## REQUIREMENTS
Return each line of the records with nothing changed, pictures excepted.
+ + + +
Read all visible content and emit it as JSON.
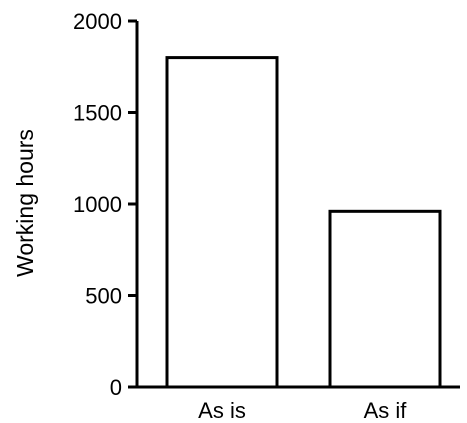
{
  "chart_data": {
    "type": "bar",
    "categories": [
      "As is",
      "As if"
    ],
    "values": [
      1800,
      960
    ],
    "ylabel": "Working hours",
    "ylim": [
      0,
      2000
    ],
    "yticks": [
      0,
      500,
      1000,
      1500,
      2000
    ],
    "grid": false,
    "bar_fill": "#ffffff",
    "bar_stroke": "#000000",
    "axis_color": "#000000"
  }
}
+ + + +
## OUTPUT OF THE EXERCISE
Read all visible content and emit it as JSON.
{
  "chart_data": {
    "type": "bar",
    "categories": [
      "As is",
      "As if"
    ],
    "values": [
      1800,
      960
    ],
    "ylabel": "Working hours",
    "ylim": [
      0,
      2000
    ],
    "yticks": [
      0,
      500,
      1000,
      1500,
      2000
    ],
    "grid": false,
    "bar_fill": "#ffffff",
    "bar_stroke": "#000000",
    "axis_color": "#000000"
  }
}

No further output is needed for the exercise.